» Data for the task
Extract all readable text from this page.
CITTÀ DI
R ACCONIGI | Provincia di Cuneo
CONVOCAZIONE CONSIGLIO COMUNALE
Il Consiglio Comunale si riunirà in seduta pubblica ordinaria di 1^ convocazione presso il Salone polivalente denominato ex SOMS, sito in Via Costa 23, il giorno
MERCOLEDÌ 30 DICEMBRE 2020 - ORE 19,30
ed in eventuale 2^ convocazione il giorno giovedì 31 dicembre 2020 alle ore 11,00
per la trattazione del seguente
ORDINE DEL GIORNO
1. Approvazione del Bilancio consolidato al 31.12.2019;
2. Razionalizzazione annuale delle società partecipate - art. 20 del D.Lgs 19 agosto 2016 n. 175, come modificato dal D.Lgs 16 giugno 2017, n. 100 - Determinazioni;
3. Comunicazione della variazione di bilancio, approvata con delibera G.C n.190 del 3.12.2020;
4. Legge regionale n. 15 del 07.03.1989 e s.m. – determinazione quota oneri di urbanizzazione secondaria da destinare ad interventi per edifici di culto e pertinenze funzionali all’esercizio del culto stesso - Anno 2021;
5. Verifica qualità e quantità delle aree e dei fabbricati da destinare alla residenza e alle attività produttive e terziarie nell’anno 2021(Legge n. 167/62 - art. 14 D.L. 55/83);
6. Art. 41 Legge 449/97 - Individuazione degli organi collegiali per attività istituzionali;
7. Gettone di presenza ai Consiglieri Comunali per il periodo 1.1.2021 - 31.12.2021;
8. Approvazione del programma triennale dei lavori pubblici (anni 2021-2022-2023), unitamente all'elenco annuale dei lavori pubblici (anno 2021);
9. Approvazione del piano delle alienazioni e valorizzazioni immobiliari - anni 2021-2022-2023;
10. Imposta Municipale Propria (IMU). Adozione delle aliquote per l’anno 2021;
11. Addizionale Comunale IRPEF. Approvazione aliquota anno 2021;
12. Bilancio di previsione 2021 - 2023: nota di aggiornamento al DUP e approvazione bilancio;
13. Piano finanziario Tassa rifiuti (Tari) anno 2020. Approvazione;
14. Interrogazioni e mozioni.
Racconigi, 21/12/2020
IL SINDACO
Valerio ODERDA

» Short task
Copy all the lines, exactly.

» Result of the exercise
Extract all readable text from this page.
CITTÀ DI
R ACCONIGI | Provincia di Cuneo
CONVOCAZIONE CONSIGLIO COMUNALE
Il Consiglio Comunale si riunirà in seduta pubblica ordinaria di 1^ convocazione presso il Salone polivalente denominato ex SOMS, sito in Via Costa 23, il giorno
MERCOLEDÌ 30 DICEMBRE 2020 - ORE 19,30
ed in eventuale 2^ convocazione il giorno giovedì 31 dicembre 2020 alle ore 11,00
per la trattazione del seguente
ORDINE DEL GIORNO
1. Approvazione del Bilancio consolidato al 31.12.2019;
2. Razionalizzazione annuale delle società partecipate - art. 20 del D.Lgs 19 agosto 2016 n. 175, come modificato dal D.Lgs 16 giugno 2017, n. 100 - Determinazioni;
3. Comunicazione della variazione di bilancio, approvata con delibera G.C n.190 del 3.12.2020;
4. Legge regionale n. 15 del 07.03.1989 e s.m. – determinazione quota oneri di urbanizzazione secondaria da destinare ad interventi per edifici di culto e pertinenze funzionali all’esercizio del culto stesso - Anno 2021;
5. Verifica qualità e quantità delle aree e dei fabbricati da destinare alla residenza e alle attività produttive e terziarie nell’anno 2021(Legge n. 167/62 - art. 14 D.L. 55/83);
6. Art. 41 Legge 449/97 - Individuazione degli organi collegiali per attività istituzionali;
7. Gettone di presenza ai Consiglieri Comunali per il periodo 1.1.2021 - 31.12.2021;
8. Approvazione del programma triennale dei lavori pubblici (anni 2021-2022-2023), unitamente all'elenco annuale dei lavori pubblici (anno 2021);
9. Approvazione del piano delle alienazioni e valorizzazioni immobiliari - anni 2021-2022-2023;
10. Imposta Municipale Propria (IMU). Adozione delle aliquote per l’anno 2021;
11. Addizionale Comunale IRPEF. Approvazione aliquota anno 2021;
12. Bilancio di previsione 2021 - 2023: nota di aggiornamento al DUP e approvazione bilancio;
13. Piano finanziario Tassa rifiuti (Tari) anno 2020. Approvazione;
14. Interrogazioni e mozioni.
Racconigi, 21/12/2020
IL SINDACO
Valerio ODERDA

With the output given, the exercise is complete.